Task goal – Locate each line of the material that contains "обеспечение", then return it.

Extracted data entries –
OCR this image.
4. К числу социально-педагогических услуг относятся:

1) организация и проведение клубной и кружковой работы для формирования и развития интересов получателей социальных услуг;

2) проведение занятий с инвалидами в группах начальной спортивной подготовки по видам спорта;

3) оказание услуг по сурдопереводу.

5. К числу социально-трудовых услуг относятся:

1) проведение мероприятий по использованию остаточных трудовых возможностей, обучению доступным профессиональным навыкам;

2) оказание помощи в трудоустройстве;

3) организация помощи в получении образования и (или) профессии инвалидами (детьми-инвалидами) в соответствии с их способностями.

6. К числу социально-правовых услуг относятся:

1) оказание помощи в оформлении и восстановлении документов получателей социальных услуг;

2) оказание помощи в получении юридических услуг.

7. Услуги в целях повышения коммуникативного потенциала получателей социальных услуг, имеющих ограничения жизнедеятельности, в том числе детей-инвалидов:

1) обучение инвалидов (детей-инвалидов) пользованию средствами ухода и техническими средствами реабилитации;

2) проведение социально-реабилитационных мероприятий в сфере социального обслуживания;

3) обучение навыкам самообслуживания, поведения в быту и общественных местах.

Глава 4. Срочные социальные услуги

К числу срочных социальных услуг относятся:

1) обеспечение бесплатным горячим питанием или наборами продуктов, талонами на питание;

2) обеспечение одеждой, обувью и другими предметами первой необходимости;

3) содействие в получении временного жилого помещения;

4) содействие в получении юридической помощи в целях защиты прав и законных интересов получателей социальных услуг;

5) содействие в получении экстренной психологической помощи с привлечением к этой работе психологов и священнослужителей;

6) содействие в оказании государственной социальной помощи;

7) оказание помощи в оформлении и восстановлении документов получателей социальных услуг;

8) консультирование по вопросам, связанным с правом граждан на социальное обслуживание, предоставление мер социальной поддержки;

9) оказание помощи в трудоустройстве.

Solution to the exercise –
1) обеспечение бесплатным горячим питанием или наборами продуктов, талонами на питание;
2) обеспечение одеждой, обувью и другими предметами первой необходимости;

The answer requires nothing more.